* _EXERCISE REQUIREMENTS_: Each line of the material below should be reproduced exactly.
>> Start
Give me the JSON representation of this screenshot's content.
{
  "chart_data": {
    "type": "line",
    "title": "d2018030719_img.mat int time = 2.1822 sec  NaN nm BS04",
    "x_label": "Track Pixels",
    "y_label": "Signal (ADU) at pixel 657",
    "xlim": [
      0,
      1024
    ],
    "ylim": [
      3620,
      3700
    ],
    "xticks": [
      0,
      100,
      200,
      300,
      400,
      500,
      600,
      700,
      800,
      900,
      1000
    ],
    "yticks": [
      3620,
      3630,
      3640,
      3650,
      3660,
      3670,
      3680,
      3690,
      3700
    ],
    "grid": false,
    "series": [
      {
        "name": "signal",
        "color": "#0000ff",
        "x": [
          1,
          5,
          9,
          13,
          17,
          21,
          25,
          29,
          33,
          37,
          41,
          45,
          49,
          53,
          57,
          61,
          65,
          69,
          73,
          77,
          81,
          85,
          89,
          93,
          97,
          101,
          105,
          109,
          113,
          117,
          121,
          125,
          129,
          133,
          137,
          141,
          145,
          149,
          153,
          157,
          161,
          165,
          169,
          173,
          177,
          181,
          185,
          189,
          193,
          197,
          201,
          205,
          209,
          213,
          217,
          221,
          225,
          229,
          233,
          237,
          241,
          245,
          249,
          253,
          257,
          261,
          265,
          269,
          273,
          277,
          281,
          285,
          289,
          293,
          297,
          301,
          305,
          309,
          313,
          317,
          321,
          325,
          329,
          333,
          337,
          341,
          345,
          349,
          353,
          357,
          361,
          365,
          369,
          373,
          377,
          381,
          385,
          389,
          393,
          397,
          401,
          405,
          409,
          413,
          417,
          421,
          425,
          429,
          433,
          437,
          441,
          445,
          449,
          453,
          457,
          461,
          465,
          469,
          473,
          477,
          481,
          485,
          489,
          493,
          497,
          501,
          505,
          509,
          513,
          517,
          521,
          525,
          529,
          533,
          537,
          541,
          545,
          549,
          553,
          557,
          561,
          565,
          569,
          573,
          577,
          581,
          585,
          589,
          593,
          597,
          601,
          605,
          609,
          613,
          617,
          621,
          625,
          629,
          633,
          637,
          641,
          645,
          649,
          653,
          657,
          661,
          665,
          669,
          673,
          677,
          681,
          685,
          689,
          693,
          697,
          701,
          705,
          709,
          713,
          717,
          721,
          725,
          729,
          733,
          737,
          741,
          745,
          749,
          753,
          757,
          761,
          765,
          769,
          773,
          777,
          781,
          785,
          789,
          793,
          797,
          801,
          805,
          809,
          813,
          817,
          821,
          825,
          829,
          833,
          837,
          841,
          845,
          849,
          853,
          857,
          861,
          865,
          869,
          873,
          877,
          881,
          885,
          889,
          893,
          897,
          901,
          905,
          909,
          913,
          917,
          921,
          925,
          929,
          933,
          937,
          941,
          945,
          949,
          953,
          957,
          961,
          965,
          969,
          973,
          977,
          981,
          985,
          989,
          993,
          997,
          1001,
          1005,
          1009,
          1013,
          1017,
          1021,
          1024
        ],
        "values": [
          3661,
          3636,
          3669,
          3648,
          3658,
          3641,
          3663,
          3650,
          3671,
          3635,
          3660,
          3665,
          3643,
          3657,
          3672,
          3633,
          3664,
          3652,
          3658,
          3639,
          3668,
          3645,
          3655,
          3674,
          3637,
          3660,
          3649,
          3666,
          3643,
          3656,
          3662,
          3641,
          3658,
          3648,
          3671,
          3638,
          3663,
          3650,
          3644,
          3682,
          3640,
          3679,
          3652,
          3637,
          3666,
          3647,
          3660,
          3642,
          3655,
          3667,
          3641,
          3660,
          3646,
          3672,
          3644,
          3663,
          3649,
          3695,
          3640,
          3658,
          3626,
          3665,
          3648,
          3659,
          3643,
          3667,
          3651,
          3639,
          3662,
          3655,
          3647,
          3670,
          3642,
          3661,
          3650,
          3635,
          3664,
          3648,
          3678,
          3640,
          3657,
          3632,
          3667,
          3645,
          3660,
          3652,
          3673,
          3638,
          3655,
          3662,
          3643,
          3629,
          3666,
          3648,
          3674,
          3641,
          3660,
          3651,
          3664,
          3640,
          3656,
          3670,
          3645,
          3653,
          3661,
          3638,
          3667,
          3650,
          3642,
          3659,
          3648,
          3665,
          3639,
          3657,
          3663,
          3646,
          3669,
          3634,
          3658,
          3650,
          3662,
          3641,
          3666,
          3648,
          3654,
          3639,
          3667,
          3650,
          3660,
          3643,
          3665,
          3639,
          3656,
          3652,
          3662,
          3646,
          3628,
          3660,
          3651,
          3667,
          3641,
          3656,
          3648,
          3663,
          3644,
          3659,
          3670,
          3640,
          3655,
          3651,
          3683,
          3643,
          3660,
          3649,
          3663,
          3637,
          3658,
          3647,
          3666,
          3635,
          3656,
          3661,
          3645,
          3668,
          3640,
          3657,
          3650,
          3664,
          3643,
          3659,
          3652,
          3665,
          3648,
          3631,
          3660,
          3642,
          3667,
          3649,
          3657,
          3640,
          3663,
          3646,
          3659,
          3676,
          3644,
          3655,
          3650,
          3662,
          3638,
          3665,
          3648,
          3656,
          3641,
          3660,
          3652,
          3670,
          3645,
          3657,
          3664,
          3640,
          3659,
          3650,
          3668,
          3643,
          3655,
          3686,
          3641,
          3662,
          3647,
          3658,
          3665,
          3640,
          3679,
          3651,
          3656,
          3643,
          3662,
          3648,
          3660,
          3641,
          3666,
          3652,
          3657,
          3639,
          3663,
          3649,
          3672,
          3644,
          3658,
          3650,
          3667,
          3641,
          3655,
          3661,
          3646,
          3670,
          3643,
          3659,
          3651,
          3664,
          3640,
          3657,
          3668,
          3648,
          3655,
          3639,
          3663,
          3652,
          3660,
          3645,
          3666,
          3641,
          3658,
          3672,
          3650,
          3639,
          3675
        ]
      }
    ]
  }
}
>> End
* _ANSWER TO THE PROBLEM_:
Give me the JSON representation of this screenshot's content.
{
  "chart_data": {
    "type": "line",
    "title": "d2018030719_img.mat int time = 2.1822 sec  NaN nm BS04",
    "x_label": "Track Pixels",
    "y_label": "Signal (ADU) at pixel 657",
    "xlim": [
      0,
      1024
    ],
    "ylim": [
      3620,
      3700
    ],
    "xticks": [
      0,
      100,
      200,
      300,
      400,
      500,
      600,
      700,
      800,
      900,
      1000
    ],
    "yticks": [
      3620,
      3630,
      3640,
      3650,
      3660,
      3670,
      3680,
      3690,
      3700
    ],
    "grid": false,
    "series": [
      {
        "name": "signal",
        "color": "#0000ff",
        "x": [
          1,
          5,
          9,
          13,
          17,
          21,
          25,
          29,
          33,
          37,
          41,
          45,
          49,
          53,
          57,
          61,
          65,
          69,
          73,
          77,
          81,
          85,
          89,
          93,
          97,
          101,
          105,
          109,
          113,
          117,
          121,
          125,
          129,
          133,
          137,
          141,
          145,
          149,
          153,
          157,
          161,
          165,
          169,
          173,
          177,
          181,
          185,
          189,
          193,
          197,
          201,
          205,
          209,
          213,
          217,
          221,
          225,
          229,
          233,
          237,
          241,
          245,
          249,
          253,
          257,
          261,
          265,
          269,
          273,
          277,
          281,
          285,
          289,
          293,
          297,
          301,
          305,
          309,
          313,
          317,
          321,
          325,
          329,
          333,
          337,
          341,
          345,
          349,
          353,
          357,
          361,
          365,
          369,
          373,
          377,
          381,
          385,
          389,
          393,
          397,
          401,
          405,
          409,
          413,
          417,
          421,
          425,
          429,
          433,
          437,
          441,
          445,
          449,
          453,
          457,
          461,
          465,
          469,
          473,
          477,
          481,
          485,
          489,
          493,
          497,
          501,
          505,
          509,
          513,
          517,
          521,
          525,
          529,
          533,
          537,
          541,
          545,
          549,
          553,
          557,
          561,
          565,
          569,
          573,
          577,
          581,
          585,
          589,
          593,
          597,
          601,
          605,
          609,
          613,
          617,
          621,
          625,
          629,
          633,
          637,
          641,
          645,
          649,
          653,
          657,
          661,
          665,
          669,
          673,
          677,
          681,
          685,
          689,
          693,
          697,
          701,
          705,
          709,
          713,
          717,
          721,
          725,
          729,
          733,
          737,
          741,
          745,
          749,
          753,
          757,
          761,
          765,
          769,
          773,
          777,
          781,
          785,
          789,
          793,
          797,
          801,
          805,
          809,
          813,
          817,
          821,
          825,
          829,
          833,
          837,
          841,
          845,
          849,
          853,
          857,
          861,
          865,
          869,
          873,
          877,
          881,
          885,
          889,
          893,
          897,
          901,
          905,
          909,
          913,
          917,
          921,
          925,
          929,
          933,
          937,
          941,
          945,
          949,
          953,
          957,
          961,
          965,
          969,
          973,
          977,
          981,
          985,
          989,
          993,
          997,
          1001,
          1005,
          1009,
          1013,
          1017,
          1021,
          1024
        ],
        "values": [
          3661,
          3636,
          3669,
          3648,
          3658,
          3641,
          3663,
          3650,
          3671,
          3635,
          3660,
          3665,
          3643,
          3657,
          3672,
          3633,
          3664,
          3652,
          3658,
          3639,
          3668,
          3645,
          3655,
          3674,
          3637,
          3660,
          3649,
          3666,
          3643,
          3656,
          3662,
          3641,
          3658,
          3648,
          3671,
          3638,
          3663,
          3650,
          3644,
          3682,
          3640,
          3679,
          3652,
          3637,
          3666,
          3647,
          3660,
          3642,
          3655,
          3667,
          3641,
          3660,
          3646,
          3672,
          3644,
          3663,
          3649,
          3695,
          3640,
          3658,
          3626,
          3665,
          3648,
          3659,
          3643,
          3667,
          3651,
          3639,
          3662,
          3655,
          3647,
          3670,
          3642,
          3661,
          3650,
          3635,
          3664,
          3648,
          3678,
          3640,
          3657,
          3632,
          3667,
          3645,
          3660,
          3652,
          3673,
          3638,
          3655,
          3662,
          3643,
          3629,
          3666,
          3648,
          3674,
          3641,
          3660,
          3651,
          3664,
          3640,
          3656,
          3670,
          3645,
          3653,
          3661,
          3638,
          3667,
          3650,
          3642,
          3659,
          3648,
          3665,
          3639,
          3657,
          3663,
          3646,
          3669,
          3634,
          3658,
          3650,
          3662,
          3641,
          3666,
          3648,
          3654,
          3639,
          3667,
          3650,
          3660,
          3643,
          3665,
          3639,
          3656,
          3652,
          3662,
          3646,
          3628,
          3660,
          3651,
          3667,
          3641,
          3656,
          3648,
          3663,
          3644,
          3659,
          3670,
          3640,
          3655,
          3651,
          3683,
          3643,
          3660,
          3649,
          3663,
          3637,
          3658,
          3647,
          3666,
          3635,
          3656,
          3661,
          3645,
          3668,
          3640,
          3657,
          3650,
          3664,
          3643,
          3659,
          3652,
          3665,
          3648,
          3631,
          3660,
          3642,
          3667,
          3649,
          3657,
          3640,
          3663,
          3646,
          3659,
          3676,
          3644,
          3655,
          3650,
          3662,
          3638,
          3665,
          3648,
          3656,
          3641,
          3660,
          3652,
          3670,
          3645,
          3657,
          3664,
          3640,
          3659,
          3650,
          3668,
          3643,
          3655,
          3686,
          3641,
          3662,
          3647,
          3658,
          3665,
          3640,
          3679,
          3651,
          3656,
          3643,
          3662,
          3648,
          3660,
          3641,
          3666,
          3652,
          3657,
          3639,
          3663,
          3649,
          3672,
          3644,
          3658,
          3650,
          3667,
          3641,
          3655,
          3661,
          3646,
          3670,
          3643,
          3659,
          3651,
          3664,
          3640,
          3657,
          3668,
          3648,
          3655,
          3639,
          3663,
          3652,
          3660,
          3645,
          3666,
          3641,
          3658,
          3672,
          3650,
          3639,
          3675
        ]
      }
    ]
  }
}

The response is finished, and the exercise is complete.